[Recorded data]
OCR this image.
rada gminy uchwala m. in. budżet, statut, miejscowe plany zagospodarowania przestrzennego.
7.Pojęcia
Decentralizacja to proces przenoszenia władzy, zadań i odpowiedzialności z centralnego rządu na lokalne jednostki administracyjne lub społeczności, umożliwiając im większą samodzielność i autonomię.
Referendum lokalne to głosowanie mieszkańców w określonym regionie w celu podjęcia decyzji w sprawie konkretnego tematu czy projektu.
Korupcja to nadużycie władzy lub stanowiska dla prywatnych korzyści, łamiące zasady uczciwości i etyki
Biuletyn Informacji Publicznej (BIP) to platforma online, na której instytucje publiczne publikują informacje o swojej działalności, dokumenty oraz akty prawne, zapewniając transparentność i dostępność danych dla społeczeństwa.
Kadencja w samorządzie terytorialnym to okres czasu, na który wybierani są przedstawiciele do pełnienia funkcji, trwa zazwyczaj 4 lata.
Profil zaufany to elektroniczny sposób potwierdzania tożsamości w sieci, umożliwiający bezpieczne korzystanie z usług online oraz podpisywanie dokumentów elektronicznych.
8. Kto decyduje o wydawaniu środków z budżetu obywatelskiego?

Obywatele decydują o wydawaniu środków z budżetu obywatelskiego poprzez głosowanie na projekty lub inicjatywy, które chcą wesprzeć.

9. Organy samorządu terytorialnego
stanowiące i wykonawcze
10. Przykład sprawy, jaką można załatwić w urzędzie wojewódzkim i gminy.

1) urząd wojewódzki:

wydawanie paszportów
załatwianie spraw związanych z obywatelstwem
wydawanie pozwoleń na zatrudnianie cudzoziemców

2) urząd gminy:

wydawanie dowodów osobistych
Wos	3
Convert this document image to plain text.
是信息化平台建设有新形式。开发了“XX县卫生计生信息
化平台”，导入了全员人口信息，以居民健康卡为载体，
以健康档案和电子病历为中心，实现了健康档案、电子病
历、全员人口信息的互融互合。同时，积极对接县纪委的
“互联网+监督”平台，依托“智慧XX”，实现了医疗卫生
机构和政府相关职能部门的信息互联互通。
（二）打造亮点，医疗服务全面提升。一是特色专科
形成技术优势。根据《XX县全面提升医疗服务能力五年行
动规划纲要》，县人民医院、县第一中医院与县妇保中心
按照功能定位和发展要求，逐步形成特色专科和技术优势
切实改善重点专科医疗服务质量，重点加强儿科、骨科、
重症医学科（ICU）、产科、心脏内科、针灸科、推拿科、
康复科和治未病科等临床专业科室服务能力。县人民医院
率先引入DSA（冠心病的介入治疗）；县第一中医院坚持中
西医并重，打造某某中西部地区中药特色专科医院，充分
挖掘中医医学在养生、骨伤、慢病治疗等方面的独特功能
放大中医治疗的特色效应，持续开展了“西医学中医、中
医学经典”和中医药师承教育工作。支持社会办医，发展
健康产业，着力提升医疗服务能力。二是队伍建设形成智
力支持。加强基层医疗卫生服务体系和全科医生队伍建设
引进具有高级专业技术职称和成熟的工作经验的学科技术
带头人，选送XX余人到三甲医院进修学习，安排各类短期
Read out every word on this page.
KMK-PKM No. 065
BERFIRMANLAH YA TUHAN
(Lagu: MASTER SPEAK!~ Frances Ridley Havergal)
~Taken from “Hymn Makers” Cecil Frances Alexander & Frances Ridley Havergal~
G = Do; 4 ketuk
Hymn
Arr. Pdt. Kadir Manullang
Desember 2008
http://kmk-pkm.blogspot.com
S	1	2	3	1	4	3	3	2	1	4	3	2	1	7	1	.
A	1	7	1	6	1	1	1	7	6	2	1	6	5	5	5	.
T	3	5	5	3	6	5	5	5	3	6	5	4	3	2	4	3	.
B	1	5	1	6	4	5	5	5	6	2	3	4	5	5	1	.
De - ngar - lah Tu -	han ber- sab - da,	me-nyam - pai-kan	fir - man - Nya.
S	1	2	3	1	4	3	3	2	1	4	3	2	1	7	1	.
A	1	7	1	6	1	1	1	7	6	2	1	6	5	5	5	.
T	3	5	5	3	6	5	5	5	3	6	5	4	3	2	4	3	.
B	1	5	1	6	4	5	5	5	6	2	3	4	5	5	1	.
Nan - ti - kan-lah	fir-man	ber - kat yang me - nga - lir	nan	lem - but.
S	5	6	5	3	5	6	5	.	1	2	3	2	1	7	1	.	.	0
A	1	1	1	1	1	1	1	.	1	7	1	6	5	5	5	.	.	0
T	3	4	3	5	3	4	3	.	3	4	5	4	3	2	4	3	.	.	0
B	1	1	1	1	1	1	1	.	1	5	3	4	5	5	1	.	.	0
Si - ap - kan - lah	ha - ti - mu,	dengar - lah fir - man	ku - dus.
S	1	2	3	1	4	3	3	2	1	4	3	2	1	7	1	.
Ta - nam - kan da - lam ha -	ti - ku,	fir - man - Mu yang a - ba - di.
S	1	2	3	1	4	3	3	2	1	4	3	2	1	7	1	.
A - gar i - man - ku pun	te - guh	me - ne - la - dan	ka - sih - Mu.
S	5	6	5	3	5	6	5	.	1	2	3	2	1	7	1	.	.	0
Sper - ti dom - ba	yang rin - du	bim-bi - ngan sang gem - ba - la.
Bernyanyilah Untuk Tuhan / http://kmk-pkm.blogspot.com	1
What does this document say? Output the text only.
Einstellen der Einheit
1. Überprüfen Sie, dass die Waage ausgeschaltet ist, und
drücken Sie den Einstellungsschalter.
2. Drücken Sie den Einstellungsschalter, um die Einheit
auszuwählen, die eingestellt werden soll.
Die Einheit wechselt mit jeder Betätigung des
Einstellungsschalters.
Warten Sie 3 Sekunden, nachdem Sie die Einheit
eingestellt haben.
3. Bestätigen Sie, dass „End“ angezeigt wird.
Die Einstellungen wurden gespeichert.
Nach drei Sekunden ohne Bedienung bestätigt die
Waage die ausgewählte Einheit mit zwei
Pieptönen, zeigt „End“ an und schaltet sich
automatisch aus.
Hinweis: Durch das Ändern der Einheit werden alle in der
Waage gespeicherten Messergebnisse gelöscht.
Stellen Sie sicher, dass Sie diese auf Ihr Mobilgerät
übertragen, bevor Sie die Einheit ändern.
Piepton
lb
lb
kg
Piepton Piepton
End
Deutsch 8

■ Goal of the exercise ■
Output the complete data exactly as written.

■ Complete response ■
OCR this image.
rada gminy uchwala m. in. budżet, statut, miejscowe plany zagospodarowania przestrzennego.
7.Pojęcia
Decentralizacja to proces przenoszenia władzy, zadań i odpowiedzialności z centralnego rządu na lokalne jednostki administracyjne lub społeczności, umożliwiając im większą samodzielność i autonomię.
Referendum lokalne to głosowanie mieszkańców w określonym regionie w celu podjęcia decyzji w sprawie konkretnego tematu czy projektu.
Korupcja to nadużycie władzy lub stanowiska dla prywatnych korzyści, łamiące zasady uczciwości i etyki
Biuletyn Informacji Publicznej (BIP) to platforma online, na której instytucje publiczne publikują informacje o swojej działalności, dokumenty oraz akty prawne, zapewniając transparentność i dostępność danych dla społeczeństwa.
Kadencja w samorządzie terytorialnym to okres czasu, na który wybierani są przedstawiciele do pełnienia funkcji, trwa zazwyczaj 4 lata.
Profil zaufany to elektroniczny sposób potwierdzania tożsamości w sieci, umożliwiający bezpieczne korzystanie z usług online oraz podpisywanie dokumentów elektronicznych.
8. Kto decyduje o wydawaniu środków z budżetu obywatelskiego?

Obywatele decydują o wydawaniu środków z budżetu obywatelskiego poprzez głosowanie na projekty lub inicjatywy, które chcą wesprzeć.

9. Organy samorządu terytorialnego
stanowiące i wykonawcze
10. Przykład sprawy, jaką można załatwić w urzędzie wojewódzkim i gminy.

1) urząd wojewódzki:

wydawanie paszportów
załatwianie spraw związanych z obywatelstwem
wydawanie pozwoleń na zatrudnianie cudzoziemców

2) urząd gminy:

wydawanie dowodów osobistych
Wos	3
Convert this document image to plain text.
是信息化平台建设有新形式。开发了“XX县卫生计生信息
化平台”，导入了全员人口信息，以居民健康卡为载体，
以健康档案和电子病历为中心，实现了健康档案、电子病
历、全员人口信息的互融互合。同时，积极对接县纪委的
“互联网+监督”平台，依托“智慧XX”，实现了医疗卫生
机构和政府相关职能部门的信息互联互通。
（二）打造亮点，医疗服务全面提升。一是特色专科
形成技术优势。根据《XX县全面提升医疗服务能力五年行
动规划纲要》，县人民医院、县第一中医院与县妇保中心
按照功能定位和发展要求，逐步形成特色专科和技术优势
切实改善重点专科医疗服务质量，重点加强儿科、骨科、
重症医学科（ICU）、产科、心脏内科、针灸科、推拿科、
康复科和治未病科等临床专业科室服务能力。县人民医院
率先引入DSA（冠心病的介入治疗）；县第一中医院坚持中
西医并重，打造某某中西部地区中药特色专科医院，充分
挖掘中医医学在养生、骨伤、慢病治疗等方面的独特功能
放大中医治疗的特色效应，持续开展了“西医学中医、中
医学经典”和中医药师承教育工作。支持社会办医，发展
健康产业，着力提升医疗服务能力。二是队伍建设形成智
力支持。加强基层医疗卫生服务体系和全科医生队伍建设
引进具有高级专业技术职称和成熟的工作经验的学科技术
带头人，选送XX余人到三甲医院进修学习，安排各类短期
Read out every word on this page.
KMK-PKM No. 065
BERFIRMANLAH YA TUHAN
(Lagu: MASTER SPEAK!~ Frances Ridley Havergal)
~Taken from “Hymn Makers” Cecil Frances Alexander & Frances Ridley Havergal~
G = Do; 4 ketuk
Hymn
Arr. Pdt. Kadir Manullang
Desember 2008
http://kmk-pkm.blogspot.com
S	1	2	3	1	4	3	3	2	1	4	3	2	1	7	1	.
A	1	7	1	6	1	1	1	7	6	2	1	6	5	5	5	.
T	3	5	5	3	6	5	5	5	3	6	5	4	3	2	4	3	.
B	1	5	1	6	4	5	5	5	6	2	3	4	5	5	1	.
De - ngar - lah Tu -	han ber- sab - da,	me-nyam - pai-kan	fir - man - Nya.
S	1	2	3	1	4	3	3	2	1	4	3	2	1	7	1	.
A	1	7	1	6	1	1	1	7	6	2	1	6	5	5	5	.
T	3	5	5	3	6	5	5	5	3	6	5	4	3	2	4	3	.
B	1	5	1	6	4	5	5	5	6	2	3	4	5	5	1	.
Nan - ti - kan-lah	fir-man	ber - kat yang me - nga - lir	nan	lem - but.
S	5	6	5	3	5	6	5	.	1	2	3	2	1	7	1	.	.	0
A	1	1	1	1	1	1	1	.	1	7	1	6	5	5	5	.	.	0
T	3	4	3	5	3	4	3	.	3	4	5	4	3	2	4	3	.	.	0
B	1	1	1	1	1	1	1	.	1	5	3	4	5	5	1	.	.	0
Si - ap - kan - lah	ha - ti - mu,	dengar - lah fir - man	ku - dus.
S	1	2	3	1	4	3	3	2	1	4	3	2	1	7	1	.
Ta - nam - kan da - lam ha -	ti - ku,	fir - man - Mu yang a - ba - di.
S	1	2	3	1	4	3	3	2	1	4	3	2	1	7	1	.
A - gar i - man - ku pun	te - guh	me - ne - la - dan	ka - sih - Mu.
S	5	6	5	3	5	6	5	.	1	2	3	2	1	7	1	.	.	0
Sper - ti dom - ba	yang rin - du	bim-bi - ngan sang gem - ba - la.
Bernyanyilah Untuk Tuhan / http://kmk-pkm.blogspot.com	1
What does this document say? Output the text only.
Einstellen der Einheit
1. Überprüfen Sie, dass die Waage ausgeschaltet ist, und
drücken Sie den Einstellungsschalter.
2. Drücken Sie den Einstellungsschalter, um die Einheit
auszuwählen, die eingestellt werden soll.
Die Einheit wechselt mit jeder Betätigung des
Einstellungsschalters.
Warten Sie 3 Sekunden, nachdem Sie die Einheit
eingestellt haben.
3. Bestätigen Sie, dass „End“ angezeigt wird.
Die Einstellungen wurden gespeichert.
Nach drei Sekunden ohne Bedienung bestätigt die
Waage die ausgewählte Einheit mit zwei
Pieptönen, zeigt „End“ an und schaltet sich
automatisch aus.
Hinweis: Durch das Ändern der Einheit werden alle in der
Waage gespeicherten Messergebnisse gelöscht.
Stellen Sie sicher, dass Sie diese auf Ihr Mobilgerät
übertragen, bevor Sie die Einheit ändern.
Piepton
lb
lb
kg
Piepton Piepton
End
Deutsch 8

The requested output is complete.